TASK GOAL — Pictures stay out of the copy; set down each line of the listing below exactly.

— START —

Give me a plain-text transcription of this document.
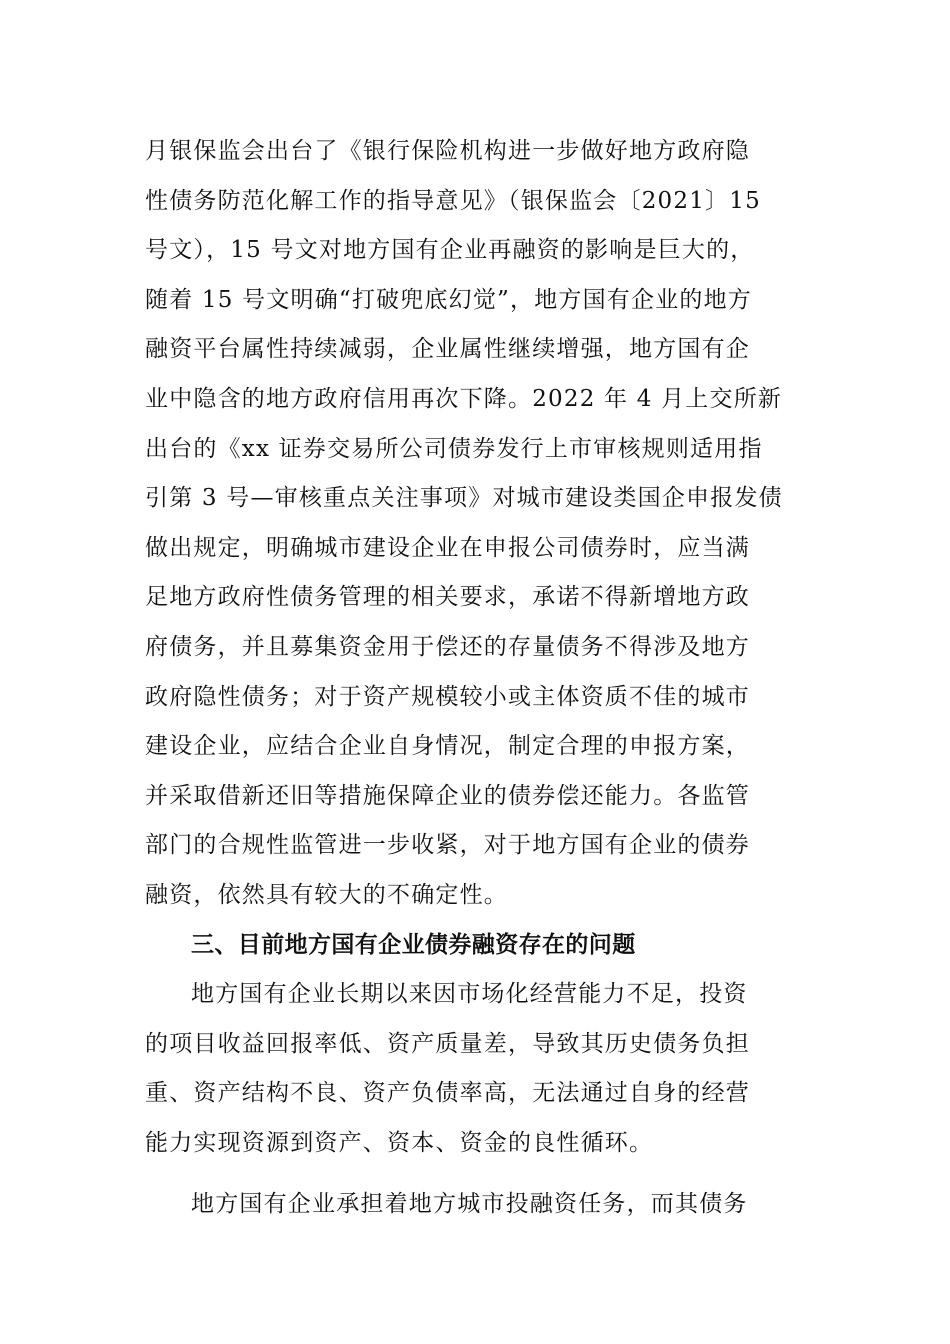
月银保监会出台了《银行保险机构进一步做好地方政府隐
性债务防范化解工作的指导意见》（银保监会〔2021〕15
号文），15 号文对地方国有企业再融资的影响是巨大的，
随着 15 号文明确“打破兜底幻觉”，地方国有企业的地方
融资平台属性持续减弱，企业属性继续增强，地方国有企
业中隐含的地方政府信用再次下降。2022 年 4 月上交所新
出台的《xx 证券交易所公司债券发行上市审核规则适用指
引第 3 号—审核重点关注事项》对城市建设类国企申报发债
做出规定，明确城市建设企业在申报公司债券时，应当满
足地方政府性债务管理的相关要求，承诺不得新增地方政
府债务，并且募集资金用于偿还的存量债务不得涉及地方
政府隐性债务；对于资产规模较小或主体资质不佳的城市
建设企业，应结合企业自身情况，制定合理的申报方案，
并采取借新还旧等措施保障企业的债券偿还能力。各监管
部门的合规性监管进一步收紧，对于地方国有企业的债券
融资，依然具有较大的不确定性。
三、目前地方国有企业债券融资存在的问题
地方国有企业长期以来因市场化经营能力不足，投资
的项目收益回报率低、资产质量差，导致其历史债务负担
重、资产结构不良、资产负债率高，无法通过自身的经营
能力实现资源到资产、资本、资金的良性循环。
地方国有企业承担着地方城市投融资任务，而其债务
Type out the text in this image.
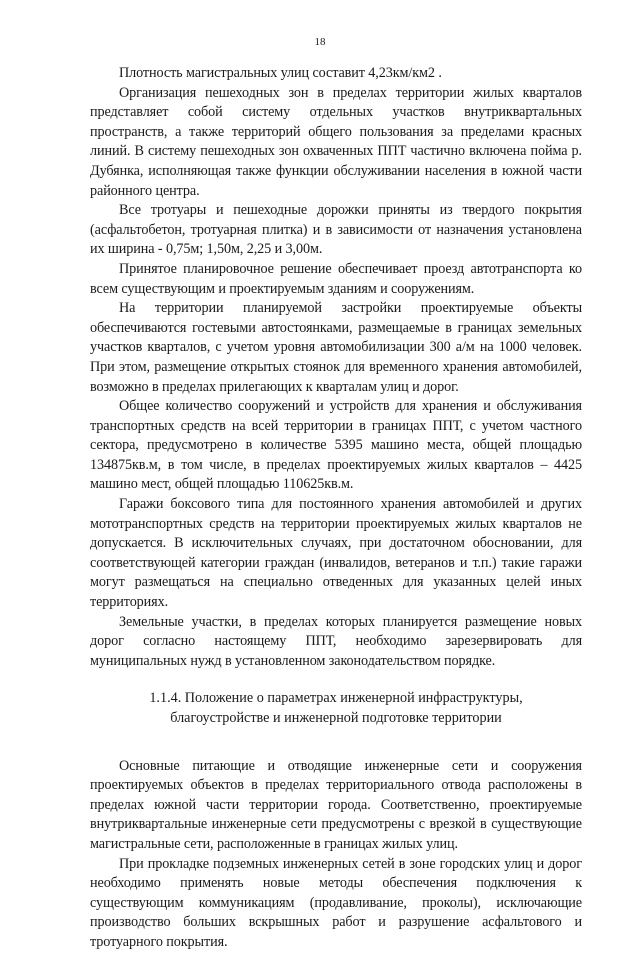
18

Плотность магистральных улиц составит 4,23км/км2 .

Организация пешеходных зон в пределах территории жилых кварталов представляет собой систему отдельных участков внутриквартальных пространств, а также территорий общего пользования за пределами красных линий. В систему пешеходных зон охваченных ППТ частично включена пойма р. Дубянка, исполняющая также функции обслуживании населения в южной части районного центра.

Все тротуары и пешеходные дорожки приняты из твердого покрытия (асфальтобетон, тротуарная плитка) и в зависимости от назначения установлена их ширина - 0,75м; 1,50м, 2,25 и 3,00м.

Принятое планировочное решение обеспечивает проезд автотранспорта ко всем существующим и проектируемым зданиям и сооружениям.

На территории планируемой застройки проектируемые объекты обеспечиваются гостевыми автостоянками, размещаемые в границах земельных участков кварталов, с учетом уровня автомобилизации 300 а/м на 1000 человек. При этом, размещение открытых стоянок для временного хранения автомобилей, возможно в пределах прилегающих к кварталам улиц и дорог.

Общее количество сооружений и устройств для хранения и обслуживания транспортных средств на всей территории в границах ППТ, с учетом частного сектора, предусмотрено в количестве 5395 машино места, общей площадью 134875кв.м, в том числе, в пределах проектируемых жилых кварталов – 4425 машино мест, общей площадью 110625кв.м.

Гаражи боксового типа для постоянного хранения автомобилей и других мототранспортных средств на территории проектируемых жилых кварталов не допускается. В исключительных случаях, при достаточном обосновании, для соответствующей категории граждан (инвалидов, ветеранов и т.п.) такие гаражи могут размещаться на специально отведенных для указанных целей иных территориях.

Земельные участки, в пределах которых планируется размещение новых дорог согласно настоящему ППТ, необходимо зарезервировать для муниципальных нужд в установленном законодательством порядке.

1.1.4. Положение о параметрах инженерной инфраструктуры,
благоустройстве и инженерной подготовке территории

Основные питающие и отводящие инженерные сети и сооружения проектируемых объектов в пределах территориального отвода расположены в пределах южной части территории города. Соответственно, проектируемые внутриквартальные инженерные сети предусмотрены с врезкой в существующие магистральные сети, расположенные в границах жилых улиц.

При прокладке подземных инженерных сетей в зоне городских улиц и дорог необходимо применять новые методы обеспечения подключения к существующим коммуникациям (продавливание, проколы), исключающие производство больших вскрышных работ и разрушение асфальтового и тротуарного покрытия.
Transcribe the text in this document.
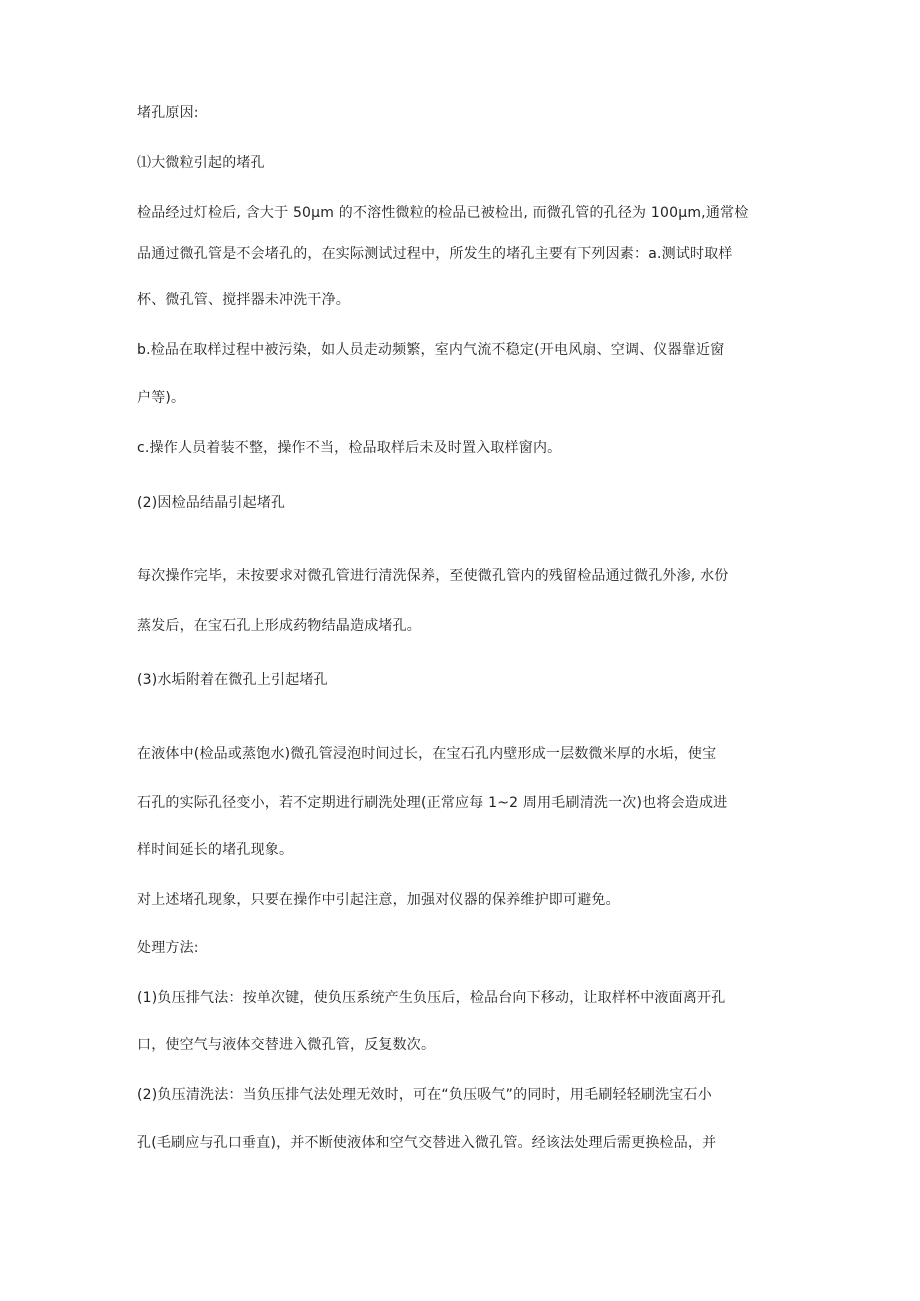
堵孔原因:
⑴大微粒引起的堵孔
检品经过灯检后, 含大于 50μm 的不溶性微粒的检品已被检出, 而微孔管的孔径为 100μm,通常检
品通过微孔管是不会堵孔的，在实际测试过程中，所发生的堵孔主要有下列因素：a.测试时取样
杯、微孔管、搅拌器未冲洗干净。
b.检品在取样过程中被污染，如人员走动频繁，室内气流不稳定(开电风扇、空调、仪器靠近窗
户等)。
c.操作人员着装不整，操作不当，检品取样后未及时置入取样窗内。
(2)因检品结晶引起堵孔
每次操作完毕，未按要求对微孔管进行清洗保养，至使微孔管内的残留检品通过微孔外渗, 水份
蒸发后，在宝石孔上形成药物结晶造成堵孔。
(3)水垢附着在微孔上引起堵孔
在液体中(检品或蒸饱水)微孔管浸泡时间过长，在宝石孔内壁形成一层数微米厚的水垢，使宝
石孔的实际孔径变小，若不定期进行刷洗处理(正常应每 1~2 周用毛刷清洗一次)也将会造成进
样时间延长的堵孔现象。
对上述堵孔现象，只要在操作中引起注意，加强对仪器的保养维护即可避免。
处理方法:
(1)负压排气法：按单次键，使负压系统产生负压后，检品台向下移动，让取样杯中液面离开孔
口，使空气与液体交替进入微孔管，反复数次。
(2)负压清洗法：当负压排气法处理无效时，可在“负压吸气”的同时，用毛刷轻轻刷洗宝石小
孔(毛刷应与孔口垂直)，并不断使液体和空气交替进入微孔管。经该法处理后需更换检品，并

— END —

RESULT —
Give me a plain-text transcription of this document.
月银保监会出台了《银行保险机构进一步做好地方政府隐
性债务防范化解工作的指导意见》（银保监会〔2021〕15
号文），15 号文对地方国有企业再融资的影响是巨大的，
随着 15 号文明确“打破兜底幻觉”，地方国有企业的地方
融资平台属性持续减弱，企业属性继续增强，地方国有企
业中隐含的地方政府信用再次下降。2022 年 4 月上交所新
出台的《xx 证券交易所公司债券发行上市审核规则适用指
引第 3 号—审核重点关注事项》对城市建设类国企申报发债
做出规定，明确城市建设企业在申报公司债券时，应当满
足地方政府性债务管理的相关要求，承诺不得新增地方政
府债务，并且募集资金用于偿还的存量债务不得涉及地方
政府隐性债务；对于资产规模较小或主体资质不佳的城市
建设企业，应结合企业自身情况，制定合理的申报方案，
并采取借新还旧等措施保障企业的债券偿还能力。各监管
部门的合规性监管进一步收紧，对于地方国有企业的债券
融资，依然具有较大的不确定性。
三、目前地方国有企业债券融资存在的问题
地方国有企业长期以来因市场化经营能力不足，投资
的项目收益回报率低、资产质量差，导致其历史债务负担
重、资产结构不良、资产负债率高，无法通过自身的经营
能力实现资源到资产、资本、资金的良性循环。
地方国有企业承担着地方城市投融资任务，而其债务
Type out the text in this image.
18

Плотность магистральных улиц составит 4,23км/км2 .

Организация пешеходных зон в пределах территории жилых кварталов представляет собой систему отдельных участков внутриквартальных пространств, а также территорий общего пользования за пределами красных линий. В систему пешеходных зон охваченных ППТ частично включена пойма р. Дубянка, исполняющая также функции обслуживании населения в южной части районного центра.

Все тротуары и пешеходные дорожки приняты из твердого покрытия (асфальтобетон, тротуарная плитка) и в зависимости от назначения установлена их ширина - 0,75м; 1,50м, 2,25 и 3,00м.

Принятое планировочное решение обеспечивает проезд автотранспорта ко всем существующим и проектируемым зданиям и сооружениям.

На территории планируемой застройки проектируемые объекты обеспечиваются гостевыми автостоянками, размещаемые в границах земельных участков кварталов, с учетом уровня автомобилизации 300 а/м на 1000 человек. При этом, размещение открытых стоянок для временного хранения автомобилей, возможно в пределах прилегающих к кварталам улиц и дорог.

Общее количество сооружений и устройств для хранения и обслуживания транспортных средств на всей территории в границах ППТ, с учетом частного сектора, предусмотрено в количестве 5395 машино места, общей площадью 134875кв.м, в том числе, в пределах проектируемых жилых кварталов – 4425 машино мест, общей площадью 110625кв.м.

Гаражи боксового типа для постоянного хранения автомобилей и других мототранспортных средств на территории проектируемых жилых кварталов не допускается. В исключительных случаях, при достаточном обосновании, для соответствующей категории граждан (инвалидов, ветеранов и т.п.) такие гаражи могут размещаться на специально отведенных для указанных целей иных территориях.

Земельные участки, в пределах которых планируется размещение новых дорог согласно настоящему ППТ, необходимо зарезервировать для муниципальных нужд в установленном законодательством порядке.

1.1.4. Положение о параметрах инженерной инфраструктуры,
благоустройстве и инженерной подготовке территории

Основные питающие и отводящие инженерные сети и сооружения проектируемых объектов в пределах территориального отвода расположены в пределах южной части территории города. Соответственно, проектируемые внутриквартальные инженерные сети предусмотрены с врезкой в существующие магистральные сети, расположенные в границах жилых улиц.

При прокладке подземных инженерных сетей в зоне городских улиц и дорог необходимо применять новые методы обеспечения подключения к существующим коммуникациям (продавливание, проколы), исключающие производство больших вскрышных работ и разрушение асфальтового и тротуарного покрытия.
Transcribe the text in this document.
堵孔原因:
⑴大微粒引起的堵孔
检品经过灯检后, 含大于 50μm 的不溶性微粒的检品已被检出, 而微孔管的孔径为 100μm,通常检
品通过微孔管是不会堵孔的，在实际测试过程中，所发生的堵孔主要有下列因素：a.测试时取样
杯、微孔管、搅拌器未冲洗干净。
b.检品在取样过程中被污染，如人员走动频繁，室内气流不稳定(开电风扇、空调、仪器靠近窗
户等)。
c.操作人员着装不整，操作不当，检品取样后未及时置入取样窗内。
(2)因检品结晶引起堵孔
每次操作完毕，未按要求对微孔管进行清洗保养，至使微孔管内的残留检品通过微孔外渗, 水份
蒸发后，在宝石孔上形成药物结晶造成堵孔。
(3)水垢附着在微孔上引起堵孔
在液体中(检品或蒸饱水)微孔管浸泡时间过长，在宝石孔内壁形成一层数微米厚的水垢，使宝
石孔的实际孔径变小，若不定期进行刷洗处理(正常应每 1~2 周用毛刷清洗一次)也将会造成进
样时间延长的堵孔现象。
对上述堵孔现象，只要在操作中引起注意，加强对仪器的保养维护即可避免。
处理方法:
(1)负压排气法：按单次键，使负压系统产生负压后，检品台向下移动，让取样杯中液面离开孔
口，使空气与液体交替进入微孔管，反复数次。
(2)负压清洗法：当负压排气法处理无效时，可在“负压吸气”的同时，用毛刷轻轻刷洗宝石小
孔(毛刷应与孔口垂直)，并不断使液体和空气交替进入微孔管。经该法处理后需更换检品，并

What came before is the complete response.